───── Alıntı

Ana SayfaYazarlarKürt seçmeni üzerinde yeni sosyoloji etkili olacak

Kürt seçmeni üzerinde yeni sosyoloji etkili olacak

 

KCK’nın 7 Haziran 2015 seçimlerinin hemen ardından hendek-barikat siyasetini başlatması üç önemli değiştirici-dönüştürücü sonuç yarattı. Bu üç sonucu “yeni sosyoloji” olarak tanımlayabiliriz.

 

(1) Hendek-barikat siyasetine kadar, icraat ve uygulamaları yüzünden ağırlıklı olarak devlet suçlanırdı. Ancak hendek siyasetinden sonra PKK de icraatı ve uygulamaları ile eleştirilmeye başladı.

 

(2) İlk kez, örgüte olan kızgınlık devlete olan kızgınlığı geçti. Örgütün amaca giden yolda sosyal maliyeti önemsemeyen tavrı, toplumsal yaşamda “kendilerine yeterince kulak verilmediği” duygusu yarattı.

 

(3) Eskiden çözümsüzlükten hep devlet sorumlu tutulurdu. Artık PKK de sorumlu tutuluyor. Daha önce barış denklemi şu şekilde kuruluyordu: “Örgüt barış isterken devlet barış istemiyor.” Denklem şimdi şu şekilde kuruluyor: “Devlet barış için bir adım atarken, örgüt neden barışı mümkün kılmak için iki adım atmıyor?”

 

Tercihlere yön verecek kriterler

 

Kürtler 16 Nisan referandumuna bu yeni sosyoloji ile gidecek. Hendek ve barikat siyasetinin oluşturduğu yeni sosyoloji, 16 Nisan referandumu üzerinde etkili olur mu? Sorunun yanıtını verebilmemiz için, önce Kürt seçmenin davranışlarını şekillendirecek dört önemli değerlendirme kriterine de eşzamanlı olarak göz atmamız; ardından, yeni sosyoloji ile değerlendirme kriterlerinin ne zaman, nerede ve ne şekilde etkileşime gireceklerine bakmamız gerek.

 

(1) Kürtlerin bilinçaltında “statüko kötü, değişim iyi” şeklinde bir refleks var. Zaten geçmişten bugüne yaptıkları tercihlere baktığımızda, statükoyu değil hep değişimi tercih ettiklerini görürüz.

──────────

Görev amacı: Kürt seçmeni ve yeni sosyoloji üzerine yazıyı, son cümlesinden sonra kaldığı yerden sürdürün. Bu veriler görev için gerekli değildir.

───── Sağlanan veriler

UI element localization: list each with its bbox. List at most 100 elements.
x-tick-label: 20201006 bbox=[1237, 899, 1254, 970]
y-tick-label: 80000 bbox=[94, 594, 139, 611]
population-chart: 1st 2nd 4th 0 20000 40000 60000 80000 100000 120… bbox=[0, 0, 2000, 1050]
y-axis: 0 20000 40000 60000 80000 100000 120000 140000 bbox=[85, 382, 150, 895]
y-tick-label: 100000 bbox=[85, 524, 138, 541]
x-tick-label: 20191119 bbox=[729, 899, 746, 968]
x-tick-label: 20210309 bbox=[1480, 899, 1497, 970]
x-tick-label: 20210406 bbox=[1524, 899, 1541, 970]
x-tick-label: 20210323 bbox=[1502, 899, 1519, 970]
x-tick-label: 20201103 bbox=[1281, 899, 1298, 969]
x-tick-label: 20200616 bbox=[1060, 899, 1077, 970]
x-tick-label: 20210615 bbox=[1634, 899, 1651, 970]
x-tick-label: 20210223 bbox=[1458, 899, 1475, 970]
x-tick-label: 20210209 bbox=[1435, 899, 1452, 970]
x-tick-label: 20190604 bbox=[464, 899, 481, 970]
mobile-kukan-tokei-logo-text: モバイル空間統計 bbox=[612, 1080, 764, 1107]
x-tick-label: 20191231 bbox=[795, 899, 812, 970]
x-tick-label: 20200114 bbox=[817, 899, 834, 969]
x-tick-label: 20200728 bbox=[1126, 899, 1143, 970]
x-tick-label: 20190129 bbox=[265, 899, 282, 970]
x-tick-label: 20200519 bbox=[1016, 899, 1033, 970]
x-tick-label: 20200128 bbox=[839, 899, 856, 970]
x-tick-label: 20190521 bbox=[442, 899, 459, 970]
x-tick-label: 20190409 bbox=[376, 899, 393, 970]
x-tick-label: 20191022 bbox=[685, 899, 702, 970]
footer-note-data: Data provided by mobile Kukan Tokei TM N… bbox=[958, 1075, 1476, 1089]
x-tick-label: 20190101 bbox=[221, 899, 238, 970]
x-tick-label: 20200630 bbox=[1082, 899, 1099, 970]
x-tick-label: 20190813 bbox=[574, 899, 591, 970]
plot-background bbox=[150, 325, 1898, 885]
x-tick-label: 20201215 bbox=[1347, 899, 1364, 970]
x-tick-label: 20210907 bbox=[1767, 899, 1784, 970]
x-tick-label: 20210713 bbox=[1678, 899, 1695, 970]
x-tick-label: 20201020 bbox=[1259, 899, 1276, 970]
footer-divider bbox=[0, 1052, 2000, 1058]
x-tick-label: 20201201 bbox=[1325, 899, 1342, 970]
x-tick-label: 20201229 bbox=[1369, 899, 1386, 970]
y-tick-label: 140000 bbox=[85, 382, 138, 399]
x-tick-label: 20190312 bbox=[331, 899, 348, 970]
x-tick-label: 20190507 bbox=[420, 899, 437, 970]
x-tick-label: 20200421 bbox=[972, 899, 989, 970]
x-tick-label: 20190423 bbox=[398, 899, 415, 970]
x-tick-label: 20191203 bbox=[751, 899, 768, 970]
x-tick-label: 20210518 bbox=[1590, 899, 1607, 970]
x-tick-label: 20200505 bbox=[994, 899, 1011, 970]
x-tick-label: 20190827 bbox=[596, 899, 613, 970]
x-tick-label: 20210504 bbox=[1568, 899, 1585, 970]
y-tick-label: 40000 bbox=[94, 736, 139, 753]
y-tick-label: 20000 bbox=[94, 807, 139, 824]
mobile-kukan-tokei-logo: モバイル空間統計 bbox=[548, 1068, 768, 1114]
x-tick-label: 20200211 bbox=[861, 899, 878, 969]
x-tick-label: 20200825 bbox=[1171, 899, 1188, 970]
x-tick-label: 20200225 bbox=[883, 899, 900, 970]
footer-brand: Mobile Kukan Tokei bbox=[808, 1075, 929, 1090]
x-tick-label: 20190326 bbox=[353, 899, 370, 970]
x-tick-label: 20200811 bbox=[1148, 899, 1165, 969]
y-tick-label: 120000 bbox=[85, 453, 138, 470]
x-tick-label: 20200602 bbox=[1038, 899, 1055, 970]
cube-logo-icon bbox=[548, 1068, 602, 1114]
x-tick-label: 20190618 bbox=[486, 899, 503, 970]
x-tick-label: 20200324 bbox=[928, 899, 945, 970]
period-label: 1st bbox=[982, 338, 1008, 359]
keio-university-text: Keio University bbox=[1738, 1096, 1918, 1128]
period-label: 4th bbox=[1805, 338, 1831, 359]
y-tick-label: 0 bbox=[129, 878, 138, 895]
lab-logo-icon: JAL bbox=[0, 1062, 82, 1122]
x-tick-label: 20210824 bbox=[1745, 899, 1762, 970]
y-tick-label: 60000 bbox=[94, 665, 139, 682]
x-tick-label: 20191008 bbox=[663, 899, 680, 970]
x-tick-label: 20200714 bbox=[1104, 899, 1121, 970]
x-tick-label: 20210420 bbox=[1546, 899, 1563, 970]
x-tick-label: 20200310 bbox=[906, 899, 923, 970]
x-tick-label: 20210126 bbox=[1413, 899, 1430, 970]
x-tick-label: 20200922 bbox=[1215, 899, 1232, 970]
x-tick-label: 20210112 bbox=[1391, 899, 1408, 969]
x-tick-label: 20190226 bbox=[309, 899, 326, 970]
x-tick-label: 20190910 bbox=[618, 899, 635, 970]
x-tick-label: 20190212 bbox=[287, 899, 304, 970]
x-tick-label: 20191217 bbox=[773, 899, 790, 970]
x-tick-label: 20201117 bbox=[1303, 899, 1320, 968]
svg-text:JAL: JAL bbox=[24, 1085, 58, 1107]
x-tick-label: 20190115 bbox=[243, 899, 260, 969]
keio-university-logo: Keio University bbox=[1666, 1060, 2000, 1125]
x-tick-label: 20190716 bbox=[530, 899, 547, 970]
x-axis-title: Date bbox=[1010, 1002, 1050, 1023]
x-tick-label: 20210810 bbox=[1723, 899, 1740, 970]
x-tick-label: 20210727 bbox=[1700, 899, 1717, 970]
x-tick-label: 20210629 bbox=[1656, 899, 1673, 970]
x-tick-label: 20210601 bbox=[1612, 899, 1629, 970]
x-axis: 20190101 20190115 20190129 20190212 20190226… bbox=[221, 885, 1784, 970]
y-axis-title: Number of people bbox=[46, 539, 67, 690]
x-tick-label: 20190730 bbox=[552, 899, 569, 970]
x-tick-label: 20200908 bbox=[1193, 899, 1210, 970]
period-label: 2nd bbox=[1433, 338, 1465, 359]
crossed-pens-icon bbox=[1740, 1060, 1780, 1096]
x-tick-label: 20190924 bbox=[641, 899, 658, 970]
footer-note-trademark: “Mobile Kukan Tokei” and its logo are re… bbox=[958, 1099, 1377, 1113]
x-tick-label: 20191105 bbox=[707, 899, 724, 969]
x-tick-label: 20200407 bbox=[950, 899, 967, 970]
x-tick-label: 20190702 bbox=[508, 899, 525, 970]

──────────

Alıştırma çıktısı:
(2) Kürt sorununda ateşten gömleği ancak karizmatik liderler giyebiliyor. Kürtler bu gerçekliği Özal ve Erdoğan deneyimlerinden biliyor. Bu kabul ve sezgi belirleyici rol oynayacak.

 

(3) Bölge insanında Türkiye’nin Suriyelileşebileceği yönünde ciddi bir kaygı var. Olası bir Suriyelileşmenin ise en büyük faturayı kendilerine keseceğinin farkındalar. Sandıktan “hayır” çıkması kaos ve istikrarsızlığın daha da artması olarak okunacak.

 

(4) Bölgede rasyonel düşünen, ortak yaşamayı iyi sentezleyen geniş bir kamuoyu oluştu. Halkın taleplerini heterojen çoğulluğu içinde göremeyen HDP, bu kamuoyunu temsilde başarılı olamadı. Bu da siyasal bir boşluk yarattı.

 

Evet ve çözüm süreci

 

Yeni sosyolojiyi mümkün kılan 3 maddelik değiştirici faktörler ile seçmenin davranışını anlamlandıran 4 maddelik değerlendirici kriterler 16 Nisan günü karşılaşacak. Bu karşılaşmada değiştirici faktörler, değerlendirici kriterlerin süzgecinden geçerek bir anlam kazanacak ve ortaya da olasılığı bir hayli yüksek şu sonuçlar çıkacak.

 

HDP’ye oy veren seçmenin yüzde 30’u gri alana çekilecek. Gri alandaki seçmenin bir bölümü sandığa gitmeyerek boykot kararı alacak. Diğer bölümü de tercihini “evet” olarak değiştirecek. Bu değişim özellikle Türkiye’nin batısında daha yoğun  olacak.

 

7 Haziran 2015 genel seçimlerinde, ana akım medyanın da katkısıyla, HDP’nin güçlendirilmesi, AK Parti’nin zayıflatılmasının demokratik çözüme güçlü bir katkı sağlayacağı yanılsaması oluşturulmuştu.  Çözüm süreci de asıl bu yanılsamanın kurbanı olmuştu. 16 Nisan’da, 7 Haziran seçimlerinin bir tür rövanşını oylayacağız. 7 Haziran seçimlerinde HDP’ye verilen her oy PKK'nin çözüm sürecinden uzaklaşmasına neden olmuştu. Bu referandumda da kullanılacak her “hayır” oyu PKK’yi yine çözüm sürecinden uzaklaştıracak. Ama her “evet” oyu da AK Parti’yi çözüm sürecine yaklaştıracak.